TASK DESCRIPTION:
Go through the entries below and retype them exactly, omitting each picture.

(Part of a data file)
══════

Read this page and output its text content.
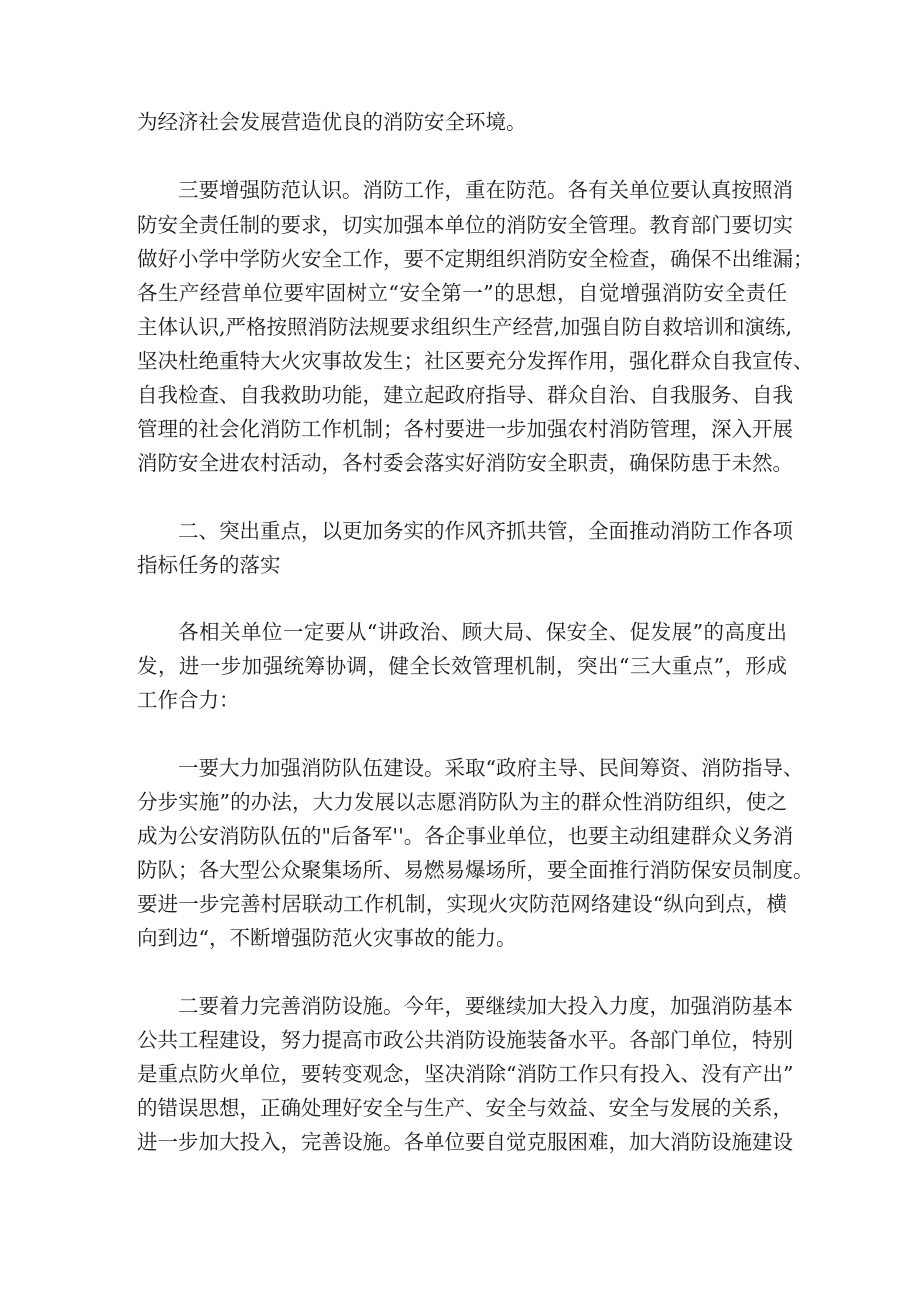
为经济社会发展营造优良的消防安全环境。
三要增强防范认识。消防工作，重在防范。各有关单位要认真按照消
防安全责任制的要求，切实加强本单位的消防安全管理。教育部门要切实
做好小学中学防火安全工作，要不定期组织消防安全检查，确保不出维漏；
各生产经营单位要牢固树立“安全第一”的思想，自觉增强消防安全责任
主体认识,严格按照消防法规要求组织生产经营,加强自防自救培训和演练,
坚决杜绝重特大火灾事故发生；社区要充分发挥作用，强化群众自我宣传、
自我检查、自我救助功能，建立起政府指导、群众自治、自我服务、自我
管理的社会化消防工作机制；各村要进一步加强农村消防管理，深入开展
消防安全进农村活动，各村委会落实好消防安全职责，确保防患于未然。
二、突出重点，以更加务实的作风齐抓共管，全面推动消防工作各项
指标任务的落实
各相关单位一定要从“讲政治、顾大局、保安全、促发展”的高度出
发，进一步加强统筹协调，健全长效管理机制，突出“三大重点”，形成
工作合力：
一要大力加强消防队伍建设。采取“政府主导、民间筹资、消防指导、
分步实施”的办法，大力发展以志愿消防队为主的群众性消防组织，使之
成为公安消防队伍的"后备军''。各企事业单位，也要主动组建群众义务消
防队；各大型公众聚集场所、易燃易爆场所，要全面推行消防保安员制度。
要进一步完善村居联动工作机制，实现火灾防范网络建设“纵向到点，横
向到边“，不断增强防范火灾事故的能力。
二要着力完善消防设施。今年，要继续加大投入力度，加强消防基本
公共工程建设，努力提高市政公共消防设施装备水平。各部门单位，特别
是重点防火单位，要转变观念，坚决消除“消防工作只有投入、没有产出”
的错误思想，正确处理好安全与生产、安全与效益、安全与发展的关系，
进一步加大投入，完善设施。各单位要自觉克服困难，加大消防设施建设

══════

RESPONSE FOR THIS EXERCISE:
Read this page and output its text content.
为经济社会发展营造优良的消防安全环境。
三要增强防范认识。消防工作，重在防范。各有关单位要认真按照消
防安全责任制的要求，切实加强本单位的消防安全管理。教育部门要切实
做好小学中学防火安全工作，要不定期组织消防安全检查，确保不出维漏；
各生产经营单位要牢固树立“安全第一”的思想，自觉增强消防安全责任
主体认识,严格按照消防法规要求组织生产经营,加强自防自救培训和演练,
坚决杜绝重特大火灾事故发生；社区要充分发挥作用，强化群众自我宣传、
自我检查、自我救助功能，建立起政府指导、群众自治、自我服务、自我
管理的社会化消防工作机制；各村要进一步加强农村消防管理，深入开展
消防安全进农村活动，各村委会落实好消防安全职责，确保防患于未然。
二、突出重点，以更加务实的作风齐抓共管，全面推动消防工作各项
指标任务的落实
各相关单位一定要从“讲政治、顾大局、保安全、促发展”的高度出
发，进一步加强统筹协调，健全长效管理机制，突出“三大重点”，形成
工作合力：
一要大力加强消防队伍建设。采取“政府主导、民间筹资、消防指导、
分步实施”的办法，大力发展以志愿消防队为主的群众性消防组织，使之
成为公安消防队伍的"后备军''。各企事业单位，也要主动组建群众义务消
防队；各大型公众聚集场所、易燃易爆场所，要全面推行消防保安员制度。
要进一步完善村居联动工作机制，实现火灾防范网络建设“纵向到点，横
向到边“，不断增强防范火灾事故的能力。
二要着力完善消防设施。今年，要继续加大投入力度，加强消防基本
公共工程建设，努力提高市政公共消防设施装备水平。各部门单位，特别
是重点防火单位，要转变观念，坚决消除“消防工作只有投入、没有产出”
的错误思想，正确处理好安全与生产、安全与效益、安全与发展的关系，
进一步加大投入，完善设施。各单位要自觉克服困难，加大消防设施建设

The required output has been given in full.